*Description of the task:*
Each entry needs to be restated exactly as written.

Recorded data
------
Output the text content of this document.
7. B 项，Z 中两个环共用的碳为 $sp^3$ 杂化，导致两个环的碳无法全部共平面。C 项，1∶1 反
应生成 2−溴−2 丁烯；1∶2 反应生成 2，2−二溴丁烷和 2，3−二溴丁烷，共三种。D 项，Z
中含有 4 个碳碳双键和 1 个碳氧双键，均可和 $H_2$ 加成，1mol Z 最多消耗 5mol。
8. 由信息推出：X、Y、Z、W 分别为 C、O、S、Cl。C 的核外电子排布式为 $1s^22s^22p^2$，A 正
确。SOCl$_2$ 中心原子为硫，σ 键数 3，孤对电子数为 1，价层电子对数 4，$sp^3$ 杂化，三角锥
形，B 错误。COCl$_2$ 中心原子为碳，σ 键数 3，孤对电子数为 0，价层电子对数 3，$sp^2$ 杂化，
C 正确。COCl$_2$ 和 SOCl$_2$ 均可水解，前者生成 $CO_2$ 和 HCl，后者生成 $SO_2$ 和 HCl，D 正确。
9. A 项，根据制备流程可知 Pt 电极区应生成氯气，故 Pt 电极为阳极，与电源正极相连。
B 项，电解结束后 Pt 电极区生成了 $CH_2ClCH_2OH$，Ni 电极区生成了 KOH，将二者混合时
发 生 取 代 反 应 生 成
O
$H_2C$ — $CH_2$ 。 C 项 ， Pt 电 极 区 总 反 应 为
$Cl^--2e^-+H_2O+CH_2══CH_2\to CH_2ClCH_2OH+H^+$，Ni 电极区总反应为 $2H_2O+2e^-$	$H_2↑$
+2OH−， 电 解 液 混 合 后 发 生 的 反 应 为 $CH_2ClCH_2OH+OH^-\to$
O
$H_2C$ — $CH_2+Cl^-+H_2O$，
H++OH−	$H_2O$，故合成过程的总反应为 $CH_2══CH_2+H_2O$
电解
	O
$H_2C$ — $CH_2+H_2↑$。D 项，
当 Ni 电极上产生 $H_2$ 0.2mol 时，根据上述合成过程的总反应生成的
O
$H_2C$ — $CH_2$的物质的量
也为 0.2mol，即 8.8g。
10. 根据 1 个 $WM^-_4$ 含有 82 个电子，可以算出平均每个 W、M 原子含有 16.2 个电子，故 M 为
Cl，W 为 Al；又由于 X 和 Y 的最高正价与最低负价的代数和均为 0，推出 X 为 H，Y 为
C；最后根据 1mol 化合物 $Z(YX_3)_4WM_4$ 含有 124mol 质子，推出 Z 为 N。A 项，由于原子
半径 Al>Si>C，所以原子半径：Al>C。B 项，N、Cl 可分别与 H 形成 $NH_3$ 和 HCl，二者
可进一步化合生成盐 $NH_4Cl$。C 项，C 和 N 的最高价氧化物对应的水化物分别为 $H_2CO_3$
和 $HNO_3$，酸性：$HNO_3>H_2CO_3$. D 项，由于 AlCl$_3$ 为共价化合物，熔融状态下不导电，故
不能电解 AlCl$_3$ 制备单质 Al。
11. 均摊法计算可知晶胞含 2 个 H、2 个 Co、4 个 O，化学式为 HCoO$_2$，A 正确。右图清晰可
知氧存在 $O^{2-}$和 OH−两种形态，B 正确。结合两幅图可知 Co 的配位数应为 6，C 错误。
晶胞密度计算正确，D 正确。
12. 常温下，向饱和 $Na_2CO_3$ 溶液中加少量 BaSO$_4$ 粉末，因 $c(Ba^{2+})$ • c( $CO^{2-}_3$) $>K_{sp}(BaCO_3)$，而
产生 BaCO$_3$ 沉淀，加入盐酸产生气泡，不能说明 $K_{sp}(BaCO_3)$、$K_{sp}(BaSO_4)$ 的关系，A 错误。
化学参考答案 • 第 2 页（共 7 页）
------
*Task output:*
Output the text content of this document.
7. B 项，Z 中两个环共用的碳为 $sp^3$ 杂化，导致两个环的碳无法全部共平面。C 项，1∶1 反
应生成 2−溴−2 丁烯；1∶2 反应生成 2，2−二溴丁烷和 2，3−二溴丁烷，共三种。D 项，Z
中含有 4 个碳碳双键和 1 个碳氧双键，均可和 $H_2$ 加成，1mol Z 最多消耗 5mol。
8. 由信息推出：X、Y、Z、W 分别为 C、O、S、Cl。C 的核外电子排布式为 $1s^22s^22p^2$，A 正
确。SOCl$_2$ 中心原子为硫，σ 键数 3，孤对电子数为 1，价层电子对数 4，$sp^3$ 杂化，三角锥
形，B 错误。COCl$_2$ 中心原子为碳，σ 键数 3，孤对电子数为 0，价层电子对数 3，$sp^2$ 杂化，
C 正确。COCl$_2$ 和 SOCl$_2$ 均可水解，前者生成 $CO_2$ 和 HCl，后者生成 $SO_2$ 和 HCl，D 正确。
9. A 项，根据制备流程可知 Pt 电极区应生成氯气，故 Pt 电极为阳极，与电源正极相连。
B 项，电解结束后 Pt 电极区生成了 $CH_2ClCH_2OH$，Ni 电极区生成了 KOH，将二者混合时
发 生 取 代 反 应 生 成
O
$H_2C$ — $CH_2$ 。 C 项 ， Pt 电 极 区 总 反 应 为
$Cl^--2e^-+H_2O+CH_2══CH_2\to CH_2ClCH_2OH+H^+$，Ni 电极区总反应为 $2H_2O+2e^-$	$H_2↑$
+2OH−， 电 解 液 混 合 后 发 生 的 反 应 为 $CH_2ClCH_2OH+OH^-\to$
O
$H_2C$ — $CH_2+Cl^-+H_2O$，
H++OH−	$H_2O$，故合成过程的总反应为 $CH_2══CH_2+H_2O$
电解
	O
$H_2C$ — $CH_2+H_2↑$。D 项，
当 Ni 电极上产生 $H_2$ 0.2mol 时，根据上述合成过程的总反应生成的
O
$H_2C$ — $CH_2$的物质的量
也为 0.2mol，即 8.8g。
10. 根据 1 个 $WM^-_4$ 含有 82 个电子，可以算出平均每个 W、M 原子含有 16.2 个电子，故 M 为
Cl，W 为 Al；又由于 X 和 Y 的最高正价与最低负价的代数和均为 0，推出 X 为 H，Y 为
C；最后根据 1mol 化合物 $Z(YX_3)_4WM_4$ 含有 124mol 质子，推出 Z 为 N。A 项，由于原子
半径 Al>Si>C，所以原子半径：Al>C。B 项，N、Cl 可分别与 H 形成 $NH_3$ 和 HCl，二者
可进一步化合生成盐 $NH_4Cl$。C 项，C 和 N 的最高价氧化物对应的水化物分别为 $H_2CO_3$
和 $HNO_3$，酸性：$HNO_3>H_2CO_3$. D 项，由于 AlCl$_3$ 为共价化合物，熔融状态下不导电，故
不能电解 AlCl$_3$ 制备单质 Al。
11. 均摊法计算可知晶胞含 2 个 H、2 个 Co、4 个 O，化学式为 HCoO$_2$，A 正确。右图清晰可
知氧存在 $O^{2-}$和 OH−两种形态，B 正确。结合两幅图可知 Co 的配位数应为 6，C 错误。
晶胞密度计算正确，D 正确。
12. 常温下，向饱和 $Na_2CO_3$ 溶液中加少量 BaSO$_4$ 粉末，因 $c(Ba^{2+})$ • c( $CO^{2-}_3$) $>K_{sp}(BaCO_3)$，而
产生 BaCO$_3$ 沉淀，加入盐酸产生气泡，不能说明 $K_{sp}(BaCO_3)$、$K_{sp}(BaSO_4)$ 的关系，A 错误。
化学参考答案 • 第 2 页（共 7 页）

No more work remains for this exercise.